Exercise task
Can you quote the records below in full, word for word?

Records from a data source
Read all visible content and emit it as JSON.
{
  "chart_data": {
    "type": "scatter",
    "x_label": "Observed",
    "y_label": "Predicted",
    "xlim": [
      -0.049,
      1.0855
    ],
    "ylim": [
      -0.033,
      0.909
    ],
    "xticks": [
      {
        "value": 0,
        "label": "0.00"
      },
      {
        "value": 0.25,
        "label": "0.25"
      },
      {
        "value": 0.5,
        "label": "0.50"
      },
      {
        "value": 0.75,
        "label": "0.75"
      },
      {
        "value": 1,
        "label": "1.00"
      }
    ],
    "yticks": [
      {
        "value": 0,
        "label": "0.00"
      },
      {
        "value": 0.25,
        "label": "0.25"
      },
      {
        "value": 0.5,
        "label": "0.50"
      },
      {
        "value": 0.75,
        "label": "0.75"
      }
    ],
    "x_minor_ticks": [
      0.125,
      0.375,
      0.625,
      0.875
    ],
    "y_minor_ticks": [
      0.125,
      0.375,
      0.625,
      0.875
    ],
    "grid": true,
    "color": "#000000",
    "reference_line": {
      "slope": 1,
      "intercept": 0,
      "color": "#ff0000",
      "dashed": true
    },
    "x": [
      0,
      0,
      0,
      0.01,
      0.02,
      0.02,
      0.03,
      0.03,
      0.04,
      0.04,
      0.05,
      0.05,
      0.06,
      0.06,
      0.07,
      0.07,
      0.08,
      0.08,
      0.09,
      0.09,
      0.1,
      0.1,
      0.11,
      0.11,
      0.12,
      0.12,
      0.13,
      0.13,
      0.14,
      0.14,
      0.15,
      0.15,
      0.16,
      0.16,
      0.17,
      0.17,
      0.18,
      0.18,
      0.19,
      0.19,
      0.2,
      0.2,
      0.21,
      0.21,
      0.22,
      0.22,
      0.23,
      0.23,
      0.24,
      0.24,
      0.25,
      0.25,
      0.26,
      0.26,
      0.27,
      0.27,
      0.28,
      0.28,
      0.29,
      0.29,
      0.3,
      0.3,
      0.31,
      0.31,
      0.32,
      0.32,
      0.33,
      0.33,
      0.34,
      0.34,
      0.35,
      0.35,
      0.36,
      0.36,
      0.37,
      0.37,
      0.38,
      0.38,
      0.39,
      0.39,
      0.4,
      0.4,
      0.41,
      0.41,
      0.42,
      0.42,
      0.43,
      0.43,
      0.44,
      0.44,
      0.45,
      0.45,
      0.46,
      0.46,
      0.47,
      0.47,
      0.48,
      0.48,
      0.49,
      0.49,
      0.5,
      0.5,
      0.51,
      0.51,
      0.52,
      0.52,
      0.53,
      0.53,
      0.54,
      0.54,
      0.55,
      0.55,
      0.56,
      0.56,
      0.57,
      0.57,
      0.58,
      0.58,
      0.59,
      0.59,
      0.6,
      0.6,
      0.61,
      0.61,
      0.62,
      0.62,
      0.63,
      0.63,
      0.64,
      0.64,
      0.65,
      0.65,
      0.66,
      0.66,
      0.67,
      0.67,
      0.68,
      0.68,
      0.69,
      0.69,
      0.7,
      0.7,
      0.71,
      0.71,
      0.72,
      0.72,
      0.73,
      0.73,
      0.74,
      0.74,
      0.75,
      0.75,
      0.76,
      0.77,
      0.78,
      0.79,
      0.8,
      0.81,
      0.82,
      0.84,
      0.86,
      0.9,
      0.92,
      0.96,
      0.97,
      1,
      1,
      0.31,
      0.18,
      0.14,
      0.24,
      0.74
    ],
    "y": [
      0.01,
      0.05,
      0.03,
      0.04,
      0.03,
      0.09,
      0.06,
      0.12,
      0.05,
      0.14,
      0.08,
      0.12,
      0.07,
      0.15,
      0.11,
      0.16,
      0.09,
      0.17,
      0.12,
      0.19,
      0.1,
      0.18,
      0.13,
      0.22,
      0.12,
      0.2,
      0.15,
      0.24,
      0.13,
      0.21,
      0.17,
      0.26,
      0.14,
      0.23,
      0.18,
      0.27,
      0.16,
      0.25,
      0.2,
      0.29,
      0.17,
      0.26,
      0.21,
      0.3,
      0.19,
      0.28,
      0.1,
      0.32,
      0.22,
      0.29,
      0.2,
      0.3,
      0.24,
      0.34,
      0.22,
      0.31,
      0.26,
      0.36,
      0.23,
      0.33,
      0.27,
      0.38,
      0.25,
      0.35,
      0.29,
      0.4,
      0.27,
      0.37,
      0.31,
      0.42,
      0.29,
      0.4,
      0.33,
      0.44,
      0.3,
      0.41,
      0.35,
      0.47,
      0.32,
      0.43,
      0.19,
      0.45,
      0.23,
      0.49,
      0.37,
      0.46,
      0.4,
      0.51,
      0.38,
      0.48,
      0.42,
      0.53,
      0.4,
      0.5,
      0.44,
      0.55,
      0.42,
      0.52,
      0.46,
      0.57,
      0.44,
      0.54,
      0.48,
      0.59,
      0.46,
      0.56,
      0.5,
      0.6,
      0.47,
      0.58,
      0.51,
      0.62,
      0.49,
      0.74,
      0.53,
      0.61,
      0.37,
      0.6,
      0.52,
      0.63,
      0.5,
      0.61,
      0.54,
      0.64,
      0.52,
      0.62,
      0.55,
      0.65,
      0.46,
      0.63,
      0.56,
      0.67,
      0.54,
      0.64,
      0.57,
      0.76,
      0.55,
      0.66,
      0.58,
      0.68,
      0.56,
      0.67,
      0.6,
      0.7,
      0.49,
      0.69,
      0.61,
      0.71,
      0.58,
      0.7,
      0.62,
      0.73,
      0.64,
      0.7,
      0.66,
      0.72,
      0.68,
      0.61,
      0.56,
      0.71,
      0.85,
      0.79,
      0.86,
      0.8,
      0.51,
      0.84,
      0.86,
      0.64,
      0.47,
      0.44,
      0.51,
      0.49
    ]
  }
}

Result of the task
Read all visible content and emit it as JSON.
{
  "chart_data": {
    "type": "scatter",
    "x_label": "Observed",
    "y_label": "Predicted",
    "xlim": [
      -0.049,
      1.0855
    ],
    "ylim": [
      -0.033,
      0.909
    ],
    "xticks": [
      {
        "value": 0,
        "label": "0.00"
      },
      {
        "value": 0.25,
        "label": "0.25"
      },
      {
        "value": 0.5,
        "label": "0.50"
      },
      {
        "value": 0.75,
        "label": "0.75"
      },
      {
        "value": 1,
        "label": "1.00"
      }
    ],
    "yticks": [
      {
        "value": 0,
        "label": "0.00"
      },
      {
        "value": 0.25,
        "label": "0.25"
      },
      {
        "value": 0.5,
        "label": "0.50"
      },
      {
        "value": 0.75,
        "label": "0.75"
      }
    ],
    "x_minor_ticks": [
      0.125,
      0.375,
      0.625,
      0.875
    ],
    "y_minor_ticks": [
      0.125,
      0.375,
      0.625,
      0.875
    ],
    "grid": true,
    "color": "#000000",
    "reference_line": {
      "slope": 1,
      "intercept": 0,
      "color": "#ff0000",
      "dashed": true
    },
    "x": [
      0,
      0,
      0,
      0.01,
      0.02,
      0.02,
      0.03,
      0.03,
      0.04,
      0.04,
      0.05,
      0.05,
      0.06,
      0.06,
      0.07,
      0.07,
      0.08,
      0.08,
      0.09,
      0.09,
      0.1,
      0.1,
      0.11,
      0.11,
      0.12,
      0.12,
      0.13,
      0.13,
      0.14,
      0.14,
      0.15,
      0.15,
      0.16,
      0.16,
      0.17,
      0.17,
      0.18,
      0.18,
      0.19,
      0.19,
      0.2,
      0.2,
      0.21,
      0.21,
      0.22,
      0.22,
      0.23,
      0.23,
      0.24,
      0.24,
      0.25,
      0.25,
      0.26,
      0.26,
      0.27,
      0.27,
      0.28,
      0.28,
      0.29,
      0.29,
      0.3,
      0.3,
      0.31,
      0.31,
      0.32,
      0.32,
      0.33,
      0.33,
      0.34,
      0.34,
      0.35,
      0.35,
      0.36,
      0.36,
      0.37,
      0.37,
      0.38,
      0.38,
      0.39,
      0.39,
      0.4,
      0.4,
      0.41,
      0.41,
      0.42,
      0.42,
      0.43,
      0.43,
      0.44,
      0.44,
      0.45,
      0.45,
      0.46,
      0.46,
      0.47,
      0.47,
      0.48,
      0.48,
      0.49,
      0.49,
      0.5,
      0.5,
      0.51,
      0.51,
      0.52,
      0.52,
      0.53,
      0.53,
      0.54,
      0.54,
      0.55,
      0.55,
      0.56,
      0.56,
      0.57,
      0.57,
      0.58,
      0.58,
      0.59,
      0.59,
      0.6,
      0.6,
      0.61,
      0.61,
      0.62,
      0.62,
      0.63,
      0.63,
      0.64,
      0.64,
      0.65,
      0.65,
      0.66,
      0.66,
      0.67,
      0.67,
      0.68,
      0.68,
      0.69,
      0.69,
      0.7,
      0.7,
      0.71,
      0.71,
      0.72,
      0.72,
      0.73,
      0.73,
      0.74,
      0.74,
      0.75,
      0.75,
      0.76,
      0.77,
      0.78,
      0.79,
      0.8,
      0.81,
      0.82,
      0.84,
      0.86,
      0.9,
      0.92,
      0.96,
      0.97,
      1,
      1,
      0.31,
      0.18,
      0.14,
      0.24,
      0.74
    ],
    "y": [
      0.01,
      0.05,
      0.03,
      0.04,
      0.03,
      0.09,
      0.06,
      0.12,
      0.05,
      0.14,
      0.08,
      0.12,
      0.07,
      0.15,
      0.11,
      0.16,
      0.09,
      0.17,
      0.12,
      0.19,
      0.1,
      0.18,
      0.13,
      0.22,
      0.12,
      0.2,
      0.15,
      0.24,
      0.13,
      0.21,
      0.17,
      0.26,
      0.14,
      0.23,
      0.18,
      0.27,
      0.16,
      0.25,
      0.2,
      0.29,
      0.17,
      0.26,
      0.21,
      0.3,
      0.19,
      0.28,
      0.1,
      0.32,
      0.22,
      0.29,
      0.2,
      0.3,
      0.24,
      0.34,
      0.22,
      0.31,
      0.26,
      0.36,
      0.23,
      0.33,
      0.27,
      0.38,
      0.25,
      0.35,
      0.29,
      0.4,
      0.27,
      0.37,
      0.31,
      0.42,
      0.29,
      0.4,
      0.33,
      0.44,
      0.3,
      0.41,
      0.35,
      0.47,
      0.32,
      0.43,
      0.19,
      0.45,
      0.23,
      0.49,
      0.37,
      0.46,
      0.4,
      0.51,
      0.38,
      0.48,
      0.42,
      0.53,
      0.4,
      0.5,
      0.44,
      0.55,
      0.42,
      0.52,
      0.46,
      0.57,
      0.44,
      0.54,
      0.48,
      0.59,
      0.46,
      0.56,
      0.5,
      0.6,
      0.47,
      0.58,
      0.51,
      0.62,
      0.49,
      0.74,
      0.53,
      0.61,
      0.37,
      0.6,
      0.52,
      0.63,
      0.5,
      0.61,
      0.54,
      0.64,
      0.52,
      0.62,
      0.55,
      0.65,
      0.46,
      0.63,
      0.56,
      0.67,
      0.54,
      0.64,
      0.57,
      0.76,
      0.55,
      0.66,
      0.58,
      0.68,
      0.56,
      0.67,
      0.6,
      0.7,
      0.49,
      0.69,
      0.61,
      0.71,
      0.58,
      0.7,
      0.62,
      0.73,
      0.64,
      0.7,
      0.66,
      0.72,
      0.68,
      0.61,
      0.56,
      0.71,
      0.85,
      0.79,
      0.86,
      0.8,
      0.51,
      0.84,
      0.86,
      0.64,
      0.47,
      0.44,
      0.51,
      0.49
    ]
  }
}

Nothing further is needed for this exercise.